▶ [What you should do]:
Write out each line that follows exactly as it stands, without the pictures.

Lines of data
▼

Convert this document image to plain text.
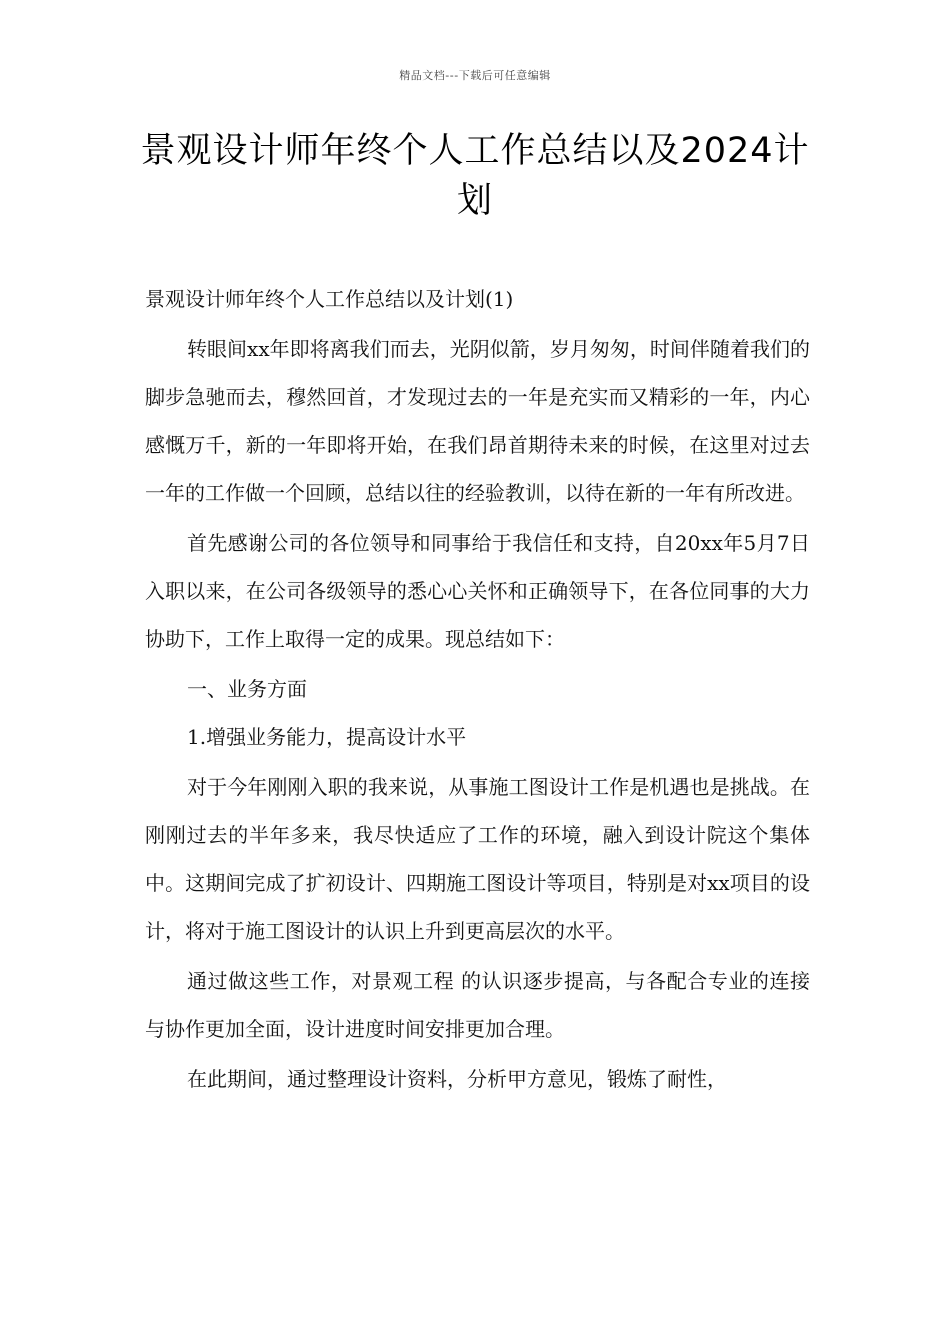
精品文档---下载后可任意编辑
景观设计师年终个人工作总结以及2024计划

景观设计师年终个人工作总结以及计划(1)

转眼间xx年即将离我们而去，光阴似箭，岁月匆匆，时间伴随着我们的脚步急驰而去，穆然回首，才发现过去的一年是充实而又精彩的一年，内心感慨万千，新的一年即将开始，在我们昂首期待未来的时候，在这里对过去一年的工作做一个回顾，总结以往的经验教训，以待在新的一年有所改进。

首先感谢公司的各位领导和同事给于我信任和支持，自20xx年5月7日入职以来，在公司各级领导的悉心心关怀和正确领导下，在各位同事的大力协助下，工作上取得一定的成果。现总结如下：

一、业务方面

1.增强业务能力，提高设计水平

对于今年刚刚入职的我来说，从事施工图设计工作是机遇也是挑战。在刚刚过去的半年多来，我尽快适应了工作的环境，融入到设计院这个集体中。这期间完成了扩初设计、四期施工图设计等项目，特别是对xx项目的设计，将对于施工图设计的认识上升到更高层次的水平。

通过做这些工作，对景观工程 的认识逐步提高，与各配合专业的连接与协作更加全面，设计进度时间安排更加合理。

在此期间，通过整理设计资料，分析甲方意见，锻炼了耐性，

▲

▶ [Solution for this problem]:
Convert this document image to plain text.
精品文档---下载后可任意编辑
景观设计师年终个人工作总结以及2024计划

景观设计师年终个人工作总结以及计划(1)

转眼间xx年即将离我们而去，光阴似箭，岁月匆匆，时间伴随着我们的脚步急驰而去，穆然回首，才发现过去的一年是充实而又精彩的一年，内心感慨万千，新的一年即将开始，在我们昂首期待未来的时候，在这里对过去一年的工作做一个回顾，总结以往的经验教训，以待在新的一年有所改进。

首先感谢公司的各位领导和同事给于我信任和支持，自20xx年5月7日入职以来，在公司各级领导的悉心心关怀和正确领导下，在各位同事的大力协助下，工作上取得一定的成果。现总结如下：

一、业务方面

1.增强业务能力，提高设计水平

对于今年刚刚入职的我来说，从事施工图设计工作是机遇也是挑战。在刚刚过去的半年多来，我尽快适应了工作的环境，融入到设计院这个集体中。这期间完成了扩初设计、四期施工图设计等项目，特别是对xx项目的设计，将对于施工图设计的认识上升到更高层次的水平。

通过做这些工作，对景观工程 的认识逐步提高，与各配合专业的连接与协作更加全面，设计进度时间安排更加合理。

在此期间，通过整理设计资料，分析甲方意见，锻炼了耐性，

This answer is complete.